----- Records shown -----

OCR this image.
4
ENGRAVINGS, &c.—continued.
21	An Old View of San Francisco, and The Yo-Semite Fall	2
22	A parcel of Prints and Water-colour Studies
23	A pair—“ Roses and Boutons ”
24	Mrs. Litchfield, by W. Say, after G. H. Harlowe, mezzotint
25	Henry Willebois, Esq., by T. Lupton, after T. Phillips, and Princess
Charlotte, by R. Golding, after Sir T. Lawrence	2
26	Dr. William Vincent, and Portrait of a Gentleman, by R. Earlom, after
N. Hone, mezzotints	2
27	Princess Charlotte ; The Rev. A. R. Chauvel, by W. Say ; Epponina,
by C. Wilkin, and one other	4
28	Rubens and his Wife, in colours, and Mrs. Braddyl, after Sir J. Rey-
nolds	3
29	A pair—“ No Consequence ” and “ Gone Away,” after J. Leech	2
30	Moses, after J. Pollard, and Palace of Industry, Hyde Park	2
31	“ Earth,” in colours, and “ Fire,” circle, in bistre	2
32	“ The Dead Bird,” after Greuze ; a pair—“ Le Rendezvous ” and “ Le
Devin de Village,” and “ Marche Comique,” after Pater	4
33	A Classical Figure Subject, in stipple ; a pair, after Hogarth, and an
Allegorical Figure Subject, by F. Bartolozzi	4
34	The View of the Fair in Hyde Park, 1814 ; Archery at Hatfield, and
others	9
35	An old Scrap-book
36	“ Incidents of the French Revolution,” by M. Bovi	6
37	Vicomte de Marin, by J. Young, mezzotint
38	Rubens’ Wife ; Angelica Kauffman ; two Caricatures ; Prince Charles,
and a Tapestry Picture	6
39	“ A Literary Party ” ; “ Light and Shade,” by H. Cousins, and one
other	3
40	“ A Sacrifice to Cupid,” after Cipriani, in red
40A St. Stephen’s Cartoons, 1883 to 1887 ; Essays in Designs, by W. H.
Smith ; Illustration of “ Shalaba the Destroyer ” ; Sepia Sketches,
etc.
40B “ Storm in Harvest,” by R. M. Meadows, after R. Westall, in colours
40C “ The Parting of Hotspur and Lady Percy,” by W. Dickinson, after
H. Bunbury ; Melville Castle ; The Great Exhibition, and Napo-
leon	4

-----
----- Records shown -----

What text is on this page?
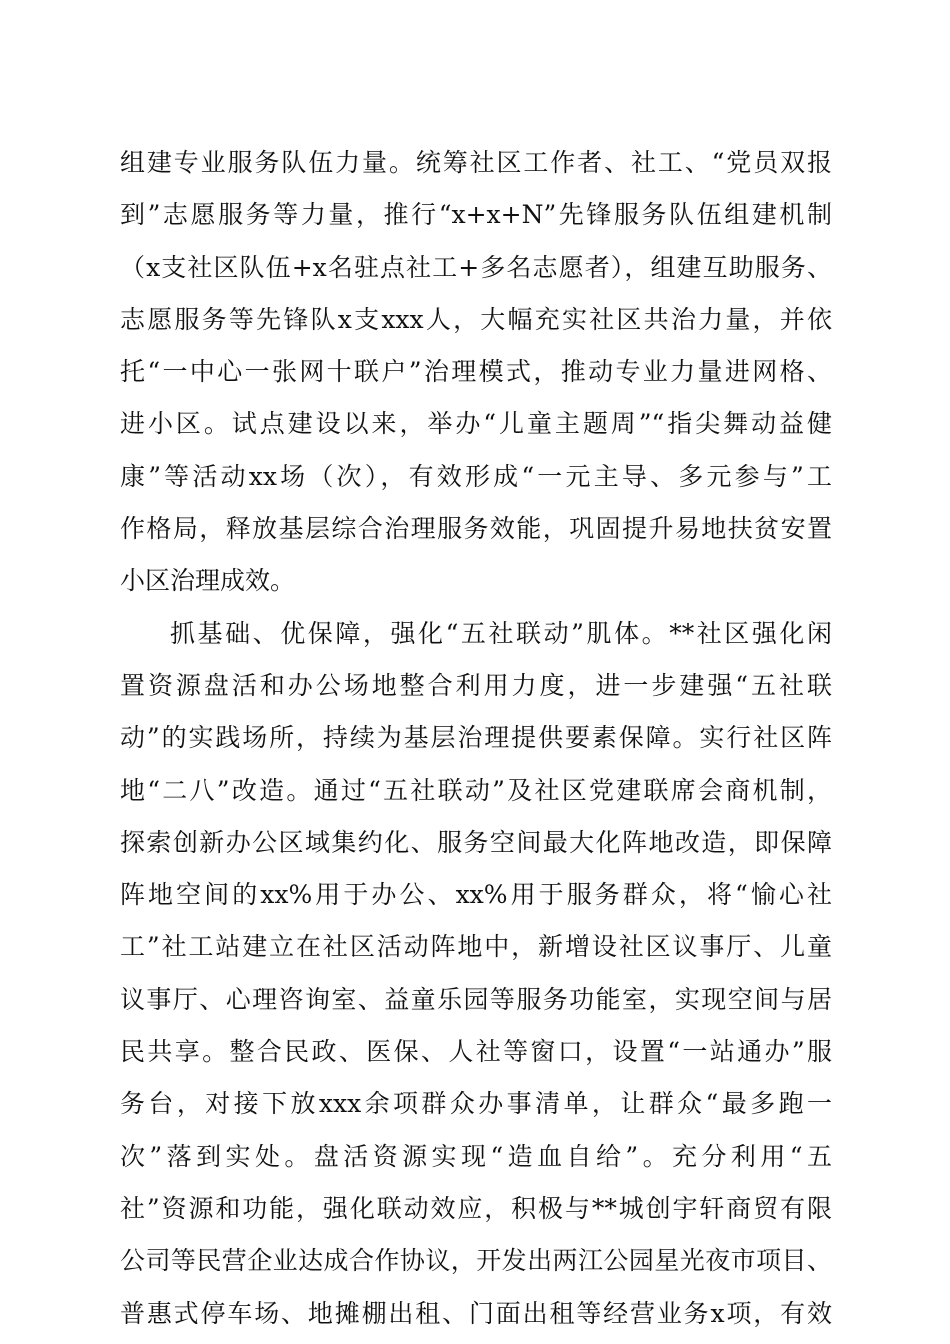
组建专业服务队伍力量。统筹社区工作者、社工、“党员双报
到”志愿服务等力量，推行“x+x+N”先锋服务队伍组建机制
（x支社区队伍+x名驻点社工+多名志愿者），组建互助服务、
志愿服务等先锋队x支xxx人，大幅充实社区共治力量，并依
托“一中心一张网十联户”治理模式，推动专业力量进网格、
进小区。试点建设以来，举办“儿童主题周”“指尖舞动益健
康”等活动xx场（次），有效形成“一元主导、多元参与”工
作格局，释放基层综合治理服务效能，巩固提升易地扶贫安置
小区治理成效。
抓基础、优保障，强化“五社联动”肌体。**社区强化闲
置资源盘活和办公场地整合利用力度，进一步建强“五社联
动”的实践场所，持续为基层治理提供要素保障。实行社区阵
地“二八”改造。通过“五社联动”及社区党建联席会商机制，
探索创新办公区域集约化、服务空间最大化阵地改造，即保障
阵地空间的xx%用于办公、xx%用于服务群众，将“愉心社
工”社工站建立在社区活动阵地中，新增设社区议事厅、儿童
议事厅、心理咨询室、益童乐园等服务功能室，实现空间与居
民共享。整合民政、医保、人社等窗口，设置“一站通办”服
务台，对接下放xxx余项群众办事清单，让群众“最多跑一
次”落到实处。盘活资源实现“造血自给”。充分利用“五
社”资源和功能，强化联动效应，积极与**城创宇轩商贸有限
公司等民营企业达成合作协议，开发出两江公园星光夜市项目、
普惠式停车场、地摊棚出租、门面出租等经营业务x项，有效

-----
----- Records shown -----

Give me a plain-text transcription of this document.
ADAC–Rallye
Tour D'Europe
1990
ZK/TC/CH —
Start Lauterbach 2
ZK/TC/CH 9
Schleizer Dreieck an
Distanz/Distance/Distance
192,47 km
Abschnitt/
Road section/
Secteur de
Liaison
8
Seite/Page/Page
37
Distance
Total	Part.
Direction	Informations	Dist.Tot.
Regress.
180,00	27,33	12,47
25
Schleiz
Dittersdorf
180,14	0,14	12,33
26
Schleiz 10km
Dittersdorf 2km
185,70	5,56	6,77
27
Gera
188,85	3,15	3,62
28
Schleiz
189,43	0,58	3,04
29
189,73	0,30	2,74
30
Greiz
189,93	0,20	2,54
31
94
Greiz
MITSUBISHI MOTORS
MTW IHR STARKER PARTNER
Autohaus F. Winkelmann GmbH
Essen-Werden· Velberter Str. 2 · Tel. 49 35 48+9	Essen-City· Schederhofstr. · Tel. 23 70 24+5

-----

> [What you should do]
Find every line in the records above that contains the word "Distance", and copy each one.

> [Task response]
Distanz/Distance/Distance
Distance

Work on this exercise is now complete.